_Problem statement_
Gather up every line that includes the string "undertake".

_Supplied entries_
[Start]

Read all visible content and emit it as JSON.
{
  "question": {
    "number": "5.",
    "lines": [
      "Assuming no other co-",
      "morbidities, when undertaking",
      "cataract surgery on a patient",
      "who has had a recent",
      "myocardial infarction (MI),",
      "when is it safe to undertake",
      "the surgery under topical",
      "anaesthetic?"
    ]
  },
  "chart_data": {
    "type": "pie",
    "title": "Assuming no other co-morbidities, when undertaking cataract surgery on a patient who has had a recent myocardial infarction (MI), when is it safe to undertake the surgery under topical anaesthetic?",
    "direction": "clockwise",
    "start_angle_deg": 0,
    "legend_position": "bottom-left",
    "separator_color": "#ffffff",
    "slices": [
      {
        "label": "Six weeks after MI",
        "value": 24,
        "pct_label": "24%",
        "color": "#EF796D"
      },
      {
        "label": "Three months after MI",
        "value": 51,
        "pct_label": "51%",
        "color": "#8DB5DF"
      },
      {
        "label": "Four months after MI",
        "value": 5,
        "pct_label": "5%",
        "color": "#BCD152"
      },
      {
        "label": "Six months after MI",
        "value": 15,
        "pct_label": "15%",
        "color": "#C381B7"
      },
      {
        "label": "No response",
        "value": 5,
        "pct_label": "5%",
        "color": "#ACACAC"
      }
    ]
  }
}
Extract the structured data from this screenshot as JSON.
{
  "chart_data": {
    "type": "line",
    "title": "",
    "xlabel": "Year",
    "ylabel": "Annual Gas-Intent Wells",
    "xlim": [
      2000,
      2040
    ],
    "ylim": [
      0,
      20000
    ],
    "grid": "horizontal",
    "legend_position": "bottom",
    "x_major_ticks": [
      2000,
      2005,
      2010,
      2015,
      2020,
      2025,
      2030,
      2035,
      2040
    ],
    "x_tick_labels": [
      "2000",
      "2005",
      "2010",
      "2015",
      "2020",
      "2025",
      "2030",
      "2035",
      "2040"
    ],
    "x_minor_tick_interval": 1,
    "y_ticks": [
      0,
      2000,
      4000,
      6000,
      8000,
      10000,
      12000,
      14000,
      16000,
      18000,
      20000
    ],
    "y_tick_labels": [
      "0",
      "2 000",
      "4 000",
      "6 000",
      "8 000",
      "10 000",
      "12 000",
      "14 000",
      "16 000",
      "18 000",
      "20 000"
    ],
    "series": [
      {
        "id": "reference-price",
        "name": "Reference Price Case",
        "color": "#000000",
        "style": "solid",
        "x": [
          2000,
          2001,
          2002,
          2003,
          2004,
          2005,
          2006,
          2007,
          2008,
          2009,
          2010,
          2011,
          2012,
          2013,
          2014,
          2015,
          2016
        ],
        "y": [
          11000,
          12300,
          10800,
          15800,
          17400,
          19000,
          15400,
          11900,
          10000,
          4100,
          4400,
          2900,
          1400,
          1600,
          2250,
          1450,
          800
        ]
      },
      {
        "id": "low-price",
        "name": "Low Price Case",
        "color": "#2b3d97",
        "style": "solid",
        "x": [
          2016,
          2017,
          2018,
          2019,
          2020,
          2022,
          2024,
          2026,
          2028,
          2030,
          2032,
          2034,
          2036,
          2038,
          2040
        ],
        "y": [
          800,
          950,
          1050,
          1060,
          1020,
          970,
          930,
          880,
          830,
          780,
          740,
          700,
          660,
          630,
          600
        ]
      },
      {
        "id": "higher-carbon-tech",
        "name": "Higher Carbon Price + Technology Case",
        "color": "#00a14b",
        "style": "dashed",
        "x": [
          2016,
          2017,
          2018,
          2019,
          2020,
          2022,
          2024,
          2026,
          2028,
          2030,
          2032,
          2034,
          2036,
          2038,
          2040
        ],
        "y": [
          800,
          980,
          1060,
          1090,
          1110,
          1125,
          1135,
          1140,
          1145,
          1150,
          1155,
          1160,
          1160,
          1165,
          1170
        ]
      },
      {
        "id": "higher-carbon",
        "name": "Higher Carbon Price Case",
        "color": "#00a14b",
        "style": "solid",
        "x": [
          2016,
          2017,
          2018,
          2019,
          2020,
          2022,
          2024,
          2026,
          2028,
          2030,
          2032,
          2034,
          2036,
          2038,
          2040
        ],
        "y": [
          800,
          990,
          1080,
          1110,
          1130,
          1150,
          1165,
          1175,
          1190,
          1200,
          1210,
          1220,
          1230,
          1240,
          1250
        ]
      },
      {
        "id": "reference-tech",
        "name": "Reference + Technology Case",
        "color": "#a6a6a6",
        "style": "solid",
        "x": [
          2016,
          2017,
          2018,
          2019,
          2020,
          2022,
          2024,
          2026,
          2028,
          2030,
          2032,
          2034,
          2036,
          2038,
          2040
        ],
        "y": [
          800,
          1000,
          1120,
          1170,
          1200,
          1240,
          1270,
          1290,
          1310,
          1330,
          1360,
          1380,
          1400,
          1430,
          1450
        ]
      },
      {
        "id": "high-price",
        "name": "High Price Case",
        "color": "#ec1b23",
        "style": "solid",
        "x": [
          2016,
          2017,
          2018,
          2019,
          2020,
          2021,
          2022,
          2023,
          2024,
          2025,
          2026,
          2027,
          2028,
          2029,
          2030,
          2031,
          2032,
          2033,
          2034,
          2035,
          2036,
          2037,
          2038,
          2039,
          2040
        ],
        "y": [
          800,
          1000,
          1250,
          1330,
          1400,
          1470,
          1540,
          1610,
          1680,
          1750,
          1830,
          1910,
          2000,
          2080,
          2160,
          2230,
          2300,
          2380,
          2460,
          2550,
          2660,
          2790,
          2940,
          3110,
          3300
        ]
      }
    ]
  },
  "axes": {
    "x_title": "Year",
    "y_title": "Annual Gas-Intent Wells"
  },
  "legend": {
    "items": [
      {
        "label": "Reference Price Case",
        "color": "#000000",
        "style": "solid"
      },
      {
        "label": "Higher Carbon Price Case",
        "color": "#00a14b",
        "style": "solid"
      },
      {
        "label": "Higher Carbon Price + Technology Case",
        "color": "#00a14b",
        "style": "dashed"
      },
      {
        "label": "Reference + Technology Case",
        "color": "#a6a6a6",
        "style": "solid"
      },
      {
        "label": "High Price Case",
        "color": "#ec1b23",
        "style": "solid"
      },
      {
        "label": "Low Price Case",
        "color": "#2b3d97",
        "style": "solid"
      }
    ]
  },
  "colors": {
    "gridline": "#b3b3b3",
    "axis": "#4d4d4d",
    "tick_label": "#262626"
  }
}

[End]

_The answer_
      "when is it safe to undertake",
    "title": "Assuming no other co-morbidities, when undertaking cataract surgery on a patient who has had a recent myocardial infarction (MI), when is it safe to undertake the surgery under topical anaesthetic?",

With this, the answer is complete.